- SET TASK:
Exactly repeat the material, dropping every picture from the copy.

- Excerpts from a figure dataset:
——————————
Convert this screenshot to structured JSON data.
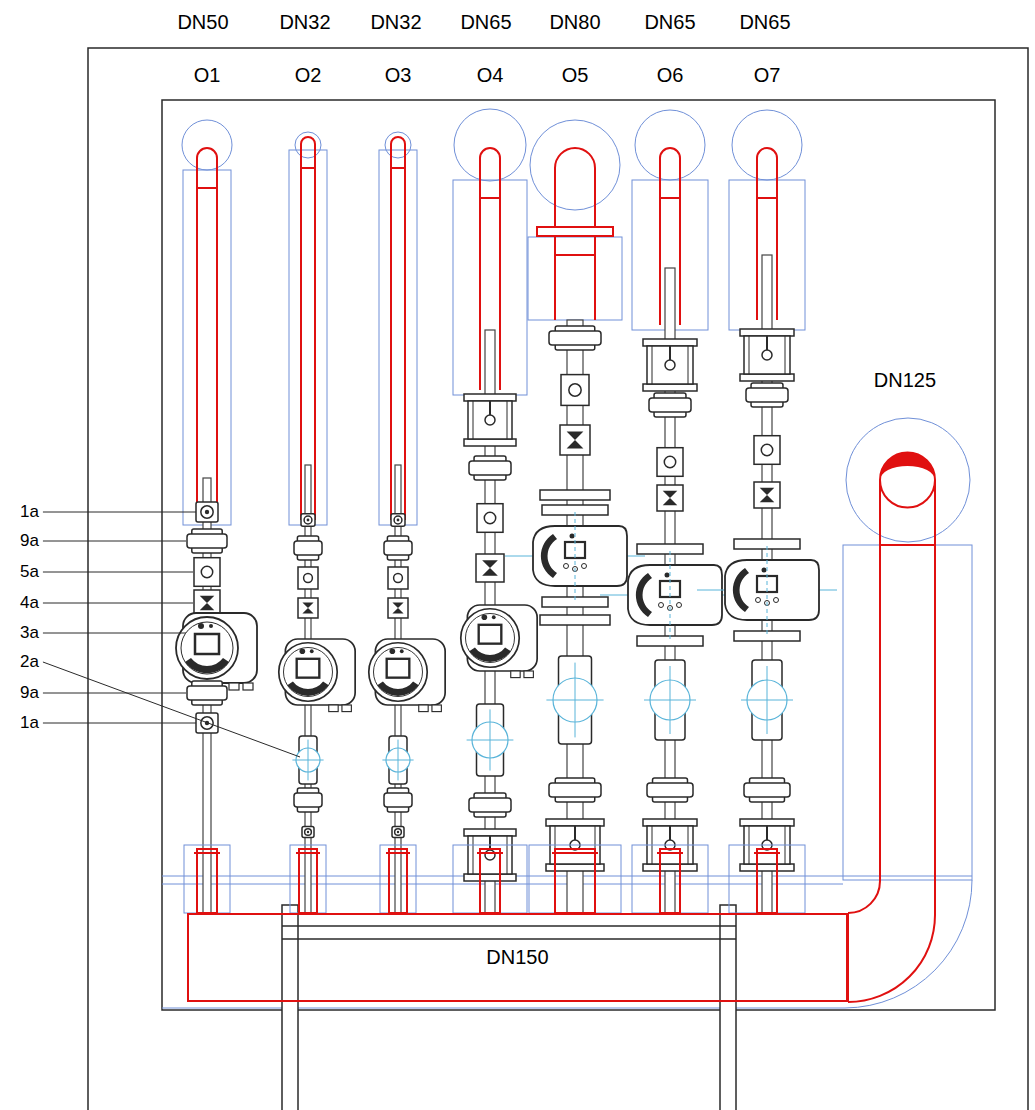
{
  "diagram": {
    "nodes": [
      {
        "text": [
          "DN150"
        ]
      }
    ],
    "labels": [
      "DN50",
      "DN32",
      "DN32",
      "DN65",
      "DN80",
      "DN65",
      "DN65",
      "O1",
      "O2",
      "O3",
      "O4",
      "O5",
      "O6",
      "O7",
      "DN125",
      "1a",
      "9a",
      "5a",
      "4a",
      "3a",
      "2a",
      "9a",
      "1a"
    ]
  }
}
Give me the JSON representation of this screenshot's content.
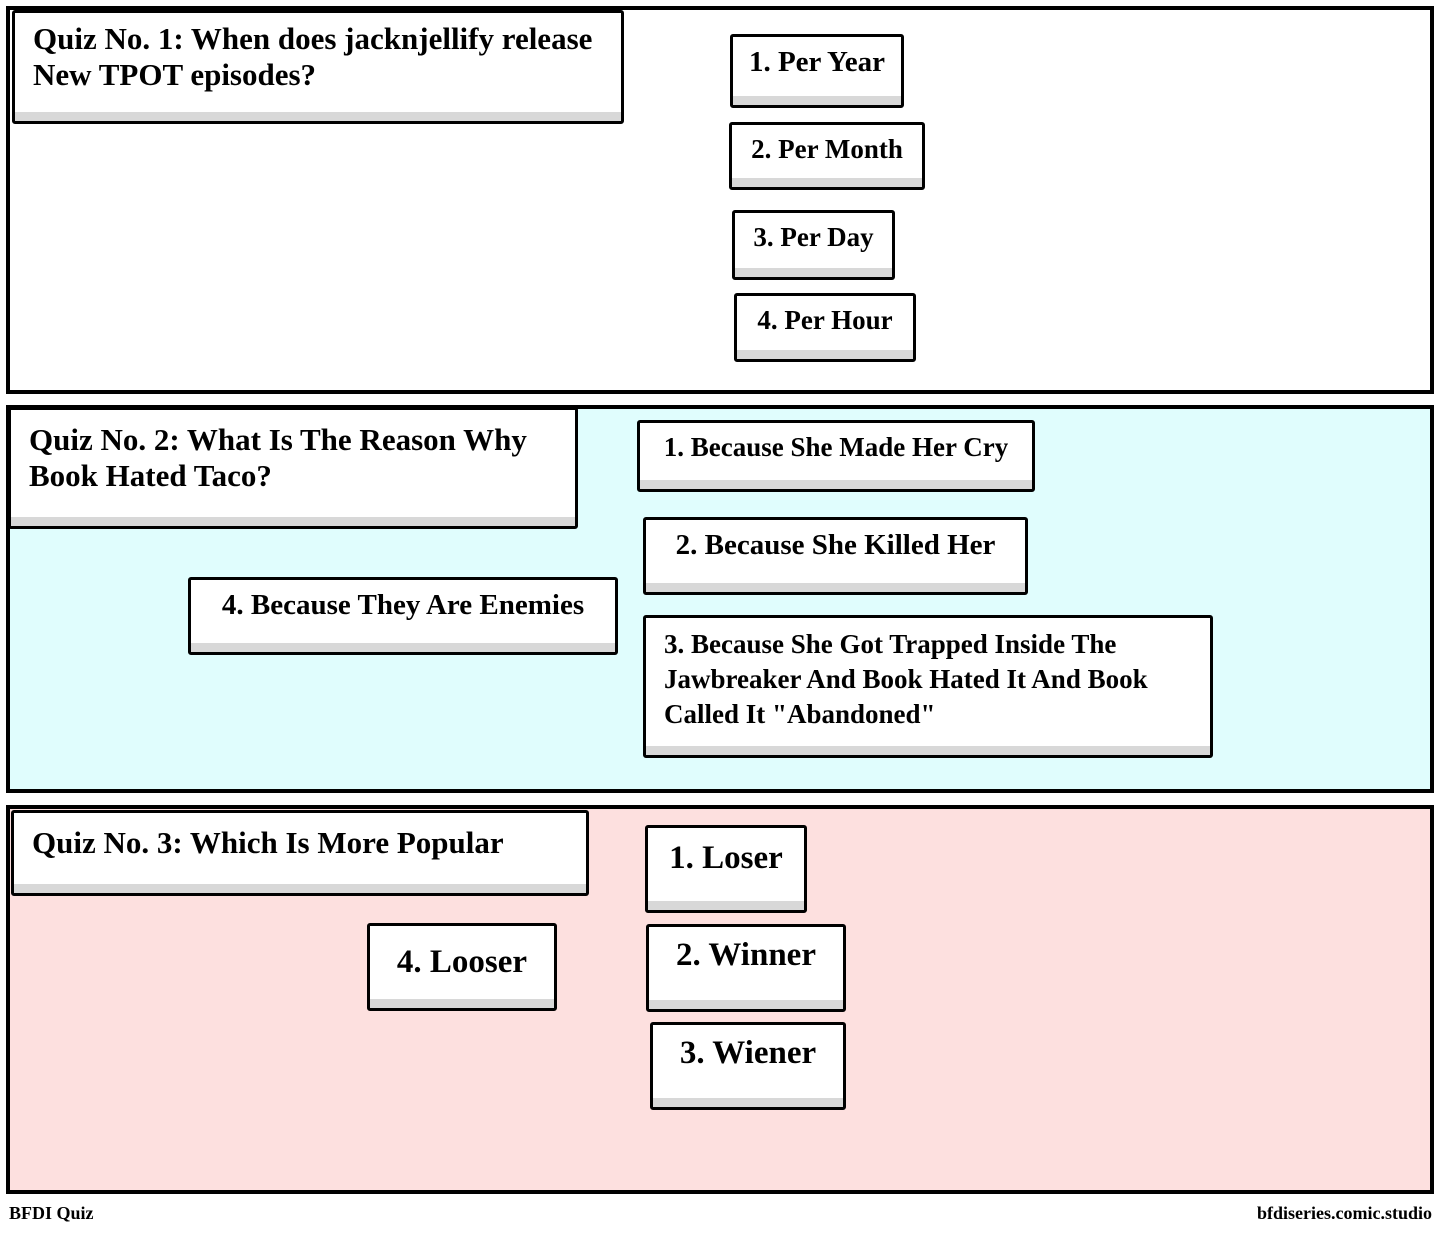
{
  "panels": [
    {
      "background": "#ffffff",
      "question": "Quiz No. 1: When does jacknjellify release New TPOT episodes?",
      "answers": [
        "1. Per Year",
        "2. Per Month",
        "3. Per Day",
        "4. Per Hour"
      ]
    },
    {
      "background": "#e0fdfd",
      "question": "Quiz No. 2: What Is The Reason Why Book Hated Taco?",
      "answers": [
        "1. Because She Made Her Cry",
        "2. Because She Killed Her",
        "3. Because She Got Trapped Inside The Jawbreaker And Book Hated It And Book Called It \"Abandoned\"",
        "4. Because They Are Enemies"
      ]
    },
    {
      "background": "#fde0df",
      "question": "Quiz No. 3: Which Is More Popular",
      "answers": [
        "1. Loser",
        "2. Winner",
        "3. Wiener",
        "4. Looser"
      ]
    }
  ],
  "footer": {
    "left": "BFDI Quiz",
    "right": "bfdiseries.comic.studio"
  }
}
——————————
- SOLUTION TO THIS PROBLEM:
Convert this screenshot to structured JSON data.
{
  "diagram": {
    "nodes": [
      {
        "text": [
          "DN150"
        ]
      }
    ],
    "labels": [
      "DN50",
      "DN32",
      "DN32",
      "DN65",
      "DN80",
      "DN65",
      "DN65",
      "O1",
      "O2",
      "O3",
      "O4",
      "O5",
      "O6",
      "O7",
      "DN125",
      "1a",
      "9a",
      "5a",
      "4a",
      "3a",
      "2a",
      "9a",
      "1a"
    ]
  }
}
Give me the JSON representation of this screenshot's content.
{
  "panels": [
    {
      "background": "#ffffff",
      "question": "Quiz No. 1: When does jacknjellify release New TPOT episodes?",
      "answers": [
        "1. Per Year",
        "2. Per Month",
        "3. Per Day",
        "4. Per Hour"
      ]
    },
    {
      "background": "#e0fdfd",
      "question": "Quiz No. 2: What Is The Reason Why Book Hated Taco?",
      "answers": [
        "1. Because She Made Her Cry",
        "2. Because She Killed Her",
        "3. Because She Got Trapped Inside The Jawbreaker And Book Hated It And Book Called It \"Abandoned\"",
        "4. Because They Are Enemies"
      ]
    },
    {
      "background": "#fde0df",
      "question": "Quiz No. 3: Which Is More Popular",
      "answers": [
        "1. Loser",
        "2. Winner",
        "3. Wiener",
        "4. Looser"
      ]
    }
  ],
  "footer": {
    "left": "BFDI Quiz",
    "right": "bfdiseries.comic.studio"
  }
}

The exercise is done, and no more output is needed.